--- begin ---

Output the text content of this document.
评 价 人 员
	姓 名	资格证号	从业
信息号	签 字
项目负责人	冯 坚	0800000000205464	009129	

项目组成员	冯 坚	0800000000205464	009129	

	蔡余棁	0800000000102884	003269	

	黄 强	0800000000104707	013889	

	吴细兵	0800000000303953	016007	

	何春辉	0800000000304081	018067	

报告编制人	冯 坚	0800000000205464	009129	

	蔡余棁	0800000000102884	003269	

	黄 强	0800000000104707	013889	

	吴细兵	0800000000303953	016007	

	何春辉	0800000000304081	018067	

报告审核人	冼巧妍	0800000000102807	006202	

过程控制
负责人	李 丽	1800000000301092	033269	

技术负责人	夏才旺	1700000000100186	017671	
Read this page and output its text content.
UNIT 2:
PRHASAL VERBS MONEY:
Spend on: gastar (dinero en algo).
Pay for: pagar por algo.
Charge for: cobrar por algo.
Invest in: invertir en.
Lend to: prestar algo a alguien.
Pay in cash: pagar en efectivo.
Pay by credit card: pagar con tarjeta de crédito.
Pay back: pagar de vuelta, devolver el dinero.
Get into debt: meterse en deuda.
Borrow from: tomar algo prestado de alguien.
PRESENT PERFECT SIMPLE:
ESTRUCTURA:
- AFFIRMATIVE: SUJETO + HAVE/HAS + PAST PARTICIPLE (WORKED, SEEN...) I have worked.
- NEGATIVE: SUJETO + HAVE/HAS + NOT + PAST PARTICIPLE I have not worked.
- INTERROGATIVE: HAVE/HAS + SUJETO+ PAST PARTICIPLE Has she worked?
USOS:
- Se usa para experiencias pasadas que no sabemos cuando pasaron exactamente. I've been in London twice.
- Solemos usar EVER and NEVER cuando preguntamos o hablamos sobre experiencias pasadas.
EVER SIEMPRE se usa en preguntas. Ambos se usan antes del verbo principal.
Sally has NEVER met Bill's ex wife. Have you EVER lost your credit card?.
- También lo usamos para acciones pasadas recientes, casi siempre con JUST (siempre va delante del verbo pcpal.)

--- end ---

WORK TO COMPLETE: Only the lines from the one that contains "Read this page and output its text content." to the end of the entries above should be given again, exactly and in full.

EXERCISE OUTPUT:
Read this page and output its text content.
UNIT 2:
PRHASAL VERBS MONEY:
Spend on: gastar (dinero en algo).
Pay for: pagar por algo.
Charge for: cobrar por algo.
Invest in: invertir en.
Lend to: prestar algo a alguien.
Pay in cash: pagar en efectivo.
Pay by credit card: pagar con tarjeta de crédito.
Pay back: pagar de vuelta, devolver el dinero.
Get into debt: meterse en deuda.
Borrow from: tomar algo prestado de alguien.
PRESENT PERFECT SIMPLE:
ESTRUCTURA:
- AFFIRMATIVE: SUJETO + HAVE/HAS + PAST PARTICIPLE (WORKED, SEEN...) I have worked.
- NEGATIVE: SUJETO + HAVE/HAS + NOT + PAST PARTICIPLE I have not worked.
- INTERROGATIVE: HAVE/HAS + SUJETO+ PAST PARTICIPLE Has she worked?
USOS:
- Se usa para experiencias pasadas que no sabemos cuando pasaron exactamente. I've been in London twice.
- Solemos usar EVER and NEVER cuando preguntamos o hablamos sobre experiencias pasadas.
EVER SIEMPRE se usa en preguntas. Ambos se usan antes del verbo principal.
Sally has NEVER met Bill's ex wife. Have you EVER lost your credit card?.
- También lo usamos para acciones pasadas recientes, casi siempre con JUST (siempre va delante del verbo pcpal.)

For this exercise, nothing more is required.